MATERIAL TO PROCESS >>
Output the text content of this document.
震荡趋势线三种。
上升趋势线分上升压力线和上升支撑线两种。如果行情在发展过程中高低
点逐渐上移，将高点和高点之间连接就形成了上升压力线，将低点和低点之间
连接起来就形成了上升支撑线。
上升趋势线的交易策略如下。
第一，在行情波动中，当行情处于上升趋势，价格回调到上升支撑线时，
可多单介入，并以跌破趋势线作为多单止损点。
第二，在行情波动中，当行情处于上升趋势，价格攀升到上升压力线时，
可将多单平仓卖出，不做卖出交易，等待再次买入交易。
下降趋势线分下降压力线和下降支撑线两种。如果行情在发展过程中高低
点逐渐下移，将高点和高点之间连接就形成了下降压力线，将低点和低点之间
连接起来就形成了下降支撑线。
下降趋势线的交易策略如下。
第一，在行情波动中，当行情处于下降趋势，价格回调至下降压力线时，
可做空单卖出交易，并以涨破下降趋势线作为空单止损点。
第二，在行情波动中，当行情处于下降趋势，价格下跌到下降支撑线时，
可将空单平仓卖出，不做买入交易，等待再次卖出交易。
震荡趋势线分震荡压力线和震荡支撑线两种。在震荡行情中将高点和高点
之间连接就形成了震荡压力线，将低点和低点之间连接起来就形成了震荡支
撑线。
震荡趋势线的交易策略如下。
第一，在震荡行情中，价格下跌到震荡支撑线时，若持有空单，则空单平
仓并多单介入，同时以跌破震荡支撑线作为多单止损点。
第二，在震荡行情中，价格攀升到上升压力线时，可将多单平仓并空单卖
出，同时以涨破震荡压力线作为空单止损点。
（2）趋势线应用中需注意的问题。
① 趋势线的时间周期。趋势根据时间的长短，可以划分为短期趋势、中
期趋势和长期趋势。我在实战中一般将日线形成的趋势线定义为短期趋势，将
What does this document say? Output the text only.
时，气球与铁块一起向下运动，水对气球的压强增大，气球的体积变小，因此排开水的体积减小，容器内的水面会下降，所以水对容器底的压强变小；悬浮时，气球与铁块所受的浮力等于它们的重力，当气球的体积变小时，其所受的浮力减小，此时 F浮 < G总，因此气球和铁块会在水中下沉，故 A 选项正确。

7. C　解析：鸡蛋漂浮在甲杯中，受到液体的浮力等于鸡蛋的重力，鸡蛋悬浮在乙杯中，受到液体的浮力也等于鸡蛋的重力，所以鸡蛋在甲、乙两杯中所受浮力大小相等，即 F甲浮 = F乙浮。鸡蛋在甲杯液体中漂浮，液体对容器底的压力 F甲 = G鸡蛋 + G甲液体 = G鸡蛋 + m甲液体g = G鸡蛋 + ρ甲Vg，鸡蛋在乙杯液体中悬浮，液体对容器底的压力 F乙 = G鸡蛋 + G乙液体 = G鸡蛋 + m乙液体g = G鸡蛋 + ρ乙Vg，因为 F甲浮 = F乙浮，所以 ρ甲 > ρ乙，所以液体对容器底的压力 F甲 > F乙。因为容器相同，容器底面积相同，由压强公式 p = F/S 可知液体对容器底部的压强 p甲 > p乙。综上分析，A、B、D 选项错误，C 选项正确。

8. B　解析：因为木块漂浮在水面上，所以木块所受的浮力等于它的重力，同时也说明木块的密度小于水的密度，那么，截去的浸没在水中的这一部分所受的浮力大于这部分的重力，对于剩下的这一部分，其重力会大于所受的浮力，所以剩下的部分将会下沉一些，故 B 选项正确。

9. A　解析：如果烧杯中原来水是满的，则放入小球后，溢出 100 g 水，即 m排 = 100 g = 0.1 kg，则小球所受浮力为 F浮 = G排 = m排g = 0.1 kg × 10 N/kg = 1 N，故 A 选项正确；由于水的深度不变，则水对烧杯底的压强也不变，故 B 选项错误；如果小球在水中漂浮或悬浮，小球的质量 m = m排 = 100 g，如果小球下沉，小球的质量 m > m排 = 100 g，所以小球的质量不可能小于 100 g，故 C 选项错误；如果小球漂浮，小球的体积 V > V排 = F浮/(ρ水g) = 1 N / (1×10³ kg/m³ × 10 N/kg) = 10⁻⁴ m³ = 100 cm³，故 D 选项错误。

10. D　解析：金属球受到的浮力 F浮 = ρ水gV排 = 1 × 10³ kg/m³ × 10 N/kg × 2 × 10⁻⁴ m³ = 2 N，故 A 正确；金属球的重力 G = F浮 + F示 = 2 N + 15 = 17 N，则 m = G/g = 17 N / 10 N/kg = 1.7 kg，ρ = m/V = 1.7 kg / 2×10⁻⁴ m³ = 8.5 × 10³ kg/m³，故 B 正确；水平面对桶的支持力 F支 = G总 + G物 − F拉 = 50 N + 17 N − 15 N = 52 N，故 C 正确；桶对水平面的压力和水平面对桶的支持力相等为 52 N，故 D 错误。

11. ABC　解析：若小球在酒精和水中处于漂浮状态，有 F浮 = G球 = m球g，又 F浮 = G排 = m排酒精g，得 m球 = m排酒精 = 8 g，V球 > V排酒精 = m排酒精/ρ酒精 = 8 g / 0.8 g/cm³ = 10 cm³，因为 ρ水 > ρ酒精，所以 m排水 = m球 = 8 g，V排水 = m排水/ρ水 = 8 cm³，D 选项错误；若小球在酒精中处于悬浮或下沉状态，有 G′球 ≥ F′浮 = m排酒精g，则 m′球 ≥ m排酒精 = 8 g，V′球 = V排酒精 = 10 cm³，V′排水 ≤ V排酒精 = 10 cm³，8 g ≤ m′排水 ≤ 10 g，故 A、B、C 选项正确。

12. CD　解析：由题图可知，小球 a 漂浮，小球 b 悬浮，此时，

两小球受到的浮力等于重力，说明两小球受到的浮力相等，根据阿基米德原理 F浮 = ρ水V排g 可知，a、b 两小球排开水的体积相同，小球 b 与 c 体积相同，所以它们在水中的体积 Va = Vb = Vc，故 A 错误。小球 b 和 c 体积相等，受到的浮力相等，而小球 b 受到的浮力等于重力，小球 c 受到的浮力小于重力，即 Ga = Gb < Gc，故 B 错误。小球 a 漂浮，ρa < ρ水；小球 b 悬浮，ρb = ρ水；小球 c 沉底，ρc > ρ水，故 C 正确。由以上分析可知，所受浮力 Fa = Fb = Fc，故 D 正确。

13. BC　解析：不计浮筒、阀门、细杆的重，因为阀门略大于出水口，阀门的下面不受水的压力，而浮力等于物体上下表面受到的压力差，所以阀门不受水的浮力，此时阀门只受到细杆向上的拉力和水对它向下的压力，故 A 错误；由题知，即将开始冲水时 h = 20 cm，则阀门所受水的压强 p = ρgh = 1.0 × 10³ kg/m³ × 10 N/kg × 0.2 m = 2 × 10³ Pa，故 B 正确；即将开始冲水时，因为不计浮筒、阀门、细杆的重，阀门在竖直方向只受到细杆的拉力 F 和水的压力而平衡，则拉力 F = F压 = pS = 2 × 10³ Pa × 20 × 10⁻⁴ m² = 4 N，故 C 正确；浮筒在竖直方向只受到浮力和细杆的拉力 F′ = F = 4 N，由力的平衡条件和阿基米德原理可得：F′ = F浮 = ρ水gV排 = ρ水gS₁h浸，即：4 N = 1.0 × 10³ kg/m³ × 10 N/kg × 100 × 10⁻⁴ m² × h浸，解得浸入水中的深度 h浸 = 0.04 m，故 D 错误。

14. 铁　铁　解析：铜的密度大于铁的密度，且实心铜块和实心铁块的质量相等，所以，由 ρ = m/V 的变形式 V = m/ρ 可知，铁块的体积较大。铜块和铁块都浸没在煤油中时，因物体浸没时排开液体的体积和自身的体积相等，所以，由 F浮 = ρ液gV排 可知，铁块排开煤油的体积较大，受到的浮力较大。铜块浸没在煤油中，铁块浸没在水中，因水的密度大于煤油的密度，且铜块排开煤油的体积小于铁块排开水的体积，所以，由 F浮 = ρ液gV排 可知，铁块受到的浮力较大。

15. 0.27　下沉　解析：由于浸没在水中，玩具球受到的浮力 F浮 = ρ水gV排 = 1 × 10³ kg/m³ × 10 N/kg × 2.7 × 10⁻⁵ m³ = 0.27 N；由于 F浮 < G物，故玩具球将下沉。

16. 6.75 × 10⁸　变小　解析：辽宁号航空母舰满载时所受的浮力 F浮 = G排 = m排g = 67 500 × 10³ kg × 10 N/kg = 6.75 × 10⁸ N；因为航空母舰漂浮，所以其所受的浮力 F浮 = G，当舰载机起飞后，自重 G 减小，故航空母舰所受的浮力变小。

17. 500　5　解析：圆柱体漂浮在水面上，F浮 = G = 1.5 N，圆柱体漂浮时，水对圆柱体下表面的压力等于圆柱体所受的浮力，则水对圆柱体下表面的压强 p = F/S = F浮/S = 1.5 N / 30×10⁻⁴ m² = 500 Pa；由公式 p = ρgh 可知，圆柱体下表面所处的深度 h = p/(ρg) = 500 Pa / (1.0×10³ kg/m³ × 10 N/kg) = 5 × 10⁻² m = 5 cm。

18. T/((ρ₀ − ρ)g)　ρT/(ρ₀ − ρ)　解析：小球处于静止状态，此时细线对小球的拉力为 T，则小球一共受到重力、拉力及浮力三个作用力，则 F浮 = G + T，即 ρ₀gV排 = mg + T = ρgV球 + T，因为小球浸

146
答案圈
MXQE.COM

GIVEN REQUEST >>
Copy each line from the records above that includes the string "价格攀升到上升压力线时".

RESPONSE TO THE EXERCISE >>
第二，在行情波动中，当行情处于上升趋势，价格攀升到上升压力线时，
第二，在震荡行情中，价格攀升到上升压力线时，可将多单平仓并空单卖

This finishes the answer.